It was a rainy afternoon. And when it rains in the Sahyadris–the long line of hills that run parallel to India’s west coast–it only pours without mercy. We were biking from Gokarna to Sirsi and there was nothing protecting us from the rains. We kept riding despite being wet and dripping, despite the raindrops lashing on us hard. Somewhere, at a fork in the road in a thickly a wooded area, it stopped raining in a while. We came across a tea-shop nearby and decided to break the journey a bit.
There were two people at the tea-shop, one of them the owner of the shop and the other person seemed to be his acquaintance from a nearby village. They were conversing casually, which was interrupted by our arrival as the shop-keeper broke off to slice a tender coconut for my fellow rider. I glanced at the shop, which hardly had any merchandise on it’s shelves. There were a few biscuit packets, local brands of crunchies, stuff to make tea and omelette, and little else.
From the looks of it, the owner did not look like he was too keen to make some good money from the shop. He seemed to be only using the shop as a means to kill time in his otherwise idle life. A few minutes later, his acquaintance was ready to leave and he looked unhappy about having to spend rest of the time by himself. He tried to stay busy by arranging stuff in the shop and finding things to do where nothing existed. I then felt it would be nice to have a tea after the rainy ride, and asked him for one.

**AVAILABLE DATA**

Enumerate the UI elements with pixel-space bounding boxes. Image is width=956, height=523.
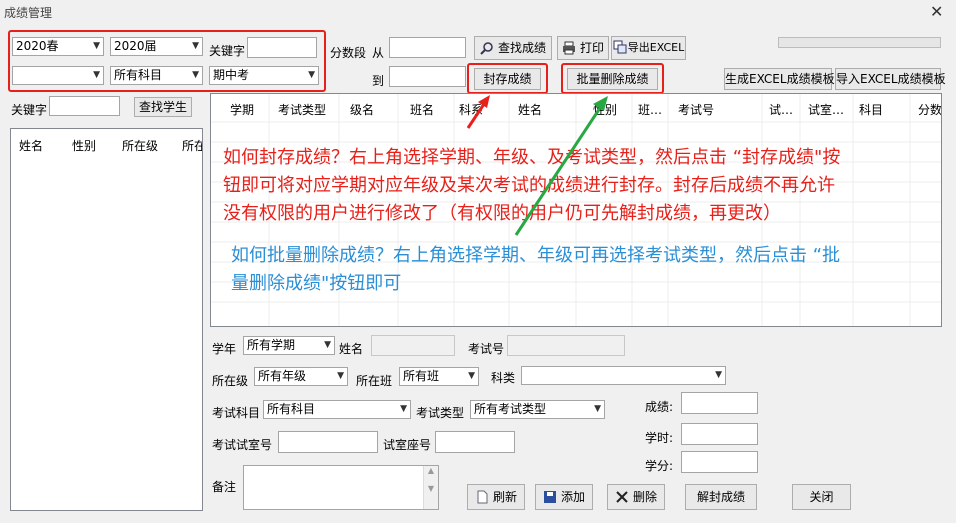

**SHORT PROBLEM A**
Retype the stretch of the tea-shop account from "From the looks" through "him for one.".
**SHORT PROBLEM B**
In the tea-shop account, which two places were the riders biking between?

**FULL ANSWER A**
From the looks of it, the owner did not look like he was too keen to make some good money from the shop. He seemed to be only using the shop as a means to kill time in his otherwise idle life. A few minutes later, his acquaintance was ready to leave and he looked unhappy about having to spend rest of the time by himself. He tried to stay busy by arranging stuff in the shop and finding things to do where nothing existed. I then felt it would be nice to have a tea after the rainy ride, and asked him for one.

**FULL ANSWER B**
Gokarna and Sirsi.